-- Work to be completed --
In the entries below, find every line with "MAMMA" and copy it.

-- Source material start --

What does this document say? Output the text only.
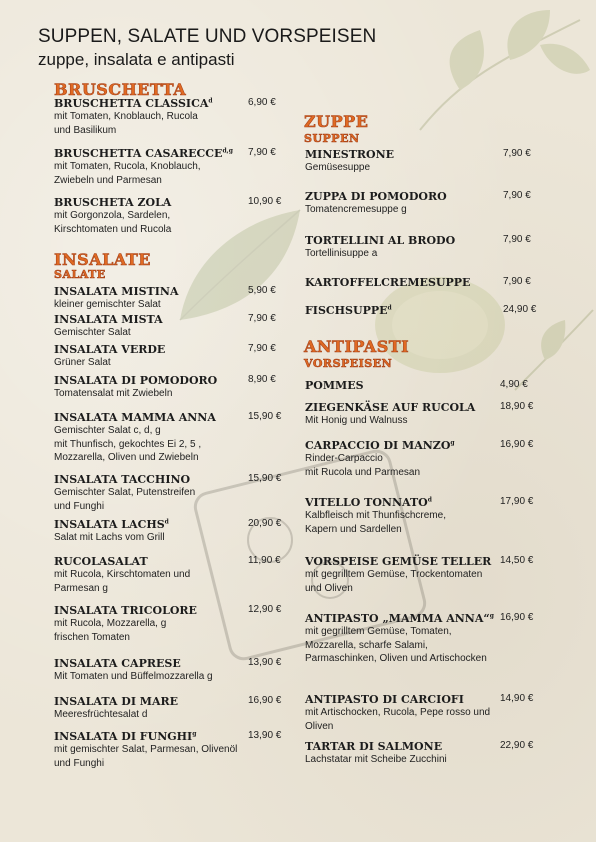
SUPPEN, SALATE UND VORSPEISEN
zuppe, insalata e antipasti
BRUSCHETTA
BRUSCHETTA CLASSICA$^d$
mit Tomaten, Knoblauch, Rucola
und Basilikum
6,90 €
BRUSCHETTA CASARECCE$^{d,g}$
mit Tomaten, Rucola, Knoblauch,
Zwiebeln und Parmesan
7,90 €
BRUSCHETA ZOLA
mit Gorgonzola, Sardelen,
Kirschtomaten und Rucola
10,90 €
INSALATA MISTINA
kleiner gemischter Salat
5,90 €
INSALATA MISTA
Gemischter Salat
7,90 €
INSALATA VERDE
Grüner Salat
7,90 €
INSALATA DI POMODORO
Tomatensalat mit Zwiebeln
8,90 €
INSALATA MAMMA ANNA
Gemischter Salat c, d, g
mit Thunfisch, gekochtes Ei 2, 5 ,
Mozzarella, Oliven und Zwiebeln
15,90 €
INSALATA TACCHINO
Gemischter Salat, Putenstreifen
und Funghi
15,90 €
INSALATA LACHS$^d$
Salat mit Lachs vom Grill
20,90 €
RUCOLASALAT
mit Rucola, Kirschtomaten und
Parmesan g
11,90 €
INSALATA TRICOLORE
mit Rucola, Mozzarella, g
frischen Tomaten
12,90 €
INSALATA CAPRESE
Mit Tomaten und Büffelmozzarella g
13,90 €
INSALATA DI MARE
Meeresfrüchtesalat d
16,90 €
INSALATA DI FUNGHI$^g$
mit gemischter Salat, Parmesan, Olivenöl
und Funghi
13,90 €
INSALATE
SALATE
ZUPPE
SUPPEN
ANTIPASTI
VORSPEISEN
MINESTRONE
Gemüsesuppe
7,90 €
ZUPPA DI POMODORO
Tomatencremesuppe g
7,90 €
TORTELLINI AL BRODO
Tortellinisuppe a
7,90 €
KARTOFFELCREMESUPPE	7,90 €
FISCHSUPPE$^d$	24,90 €
POMMES	4,90 €
ZIEGENKÄSE AUF RUCOLA
Mit Honig und Walnuss
18,90 €
CARPACCIO DI MANZO$^g$
Rinder-Carpaccio
mit Rucola und Parmesan
16,90 €
VITELLO TONNATO$^d$
Kalbfleisch mit Thunfischcreme,
Kapern und Sardellen
17,90 €
VORSPEISE GEMÜSE TELLER
mit gegrilltem Gemüse, Trockentomaten
und Oliven
14,50 €
ANTIPASTO „MAMMA ANNA“$^g$
mit gegrilltem Gemüse, Tomaten,
Mozzarella, scharfe Salami,
Parmaschinken, Oliven und Artischocken
16,90 €
ANTIPASTO DI CARCIOFI
mit Artischocken, Rucola, Pepe rosso und
Oliven
14,90 €
TARTAR DI SALMONE
Lachstatar mit Scheibe Zucchini
22,90 €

-- Source material end --

-- Exercise solution --
INSALATA MAMMA ANNA
ANTIPASTO „MAMMA ANNA“$^g$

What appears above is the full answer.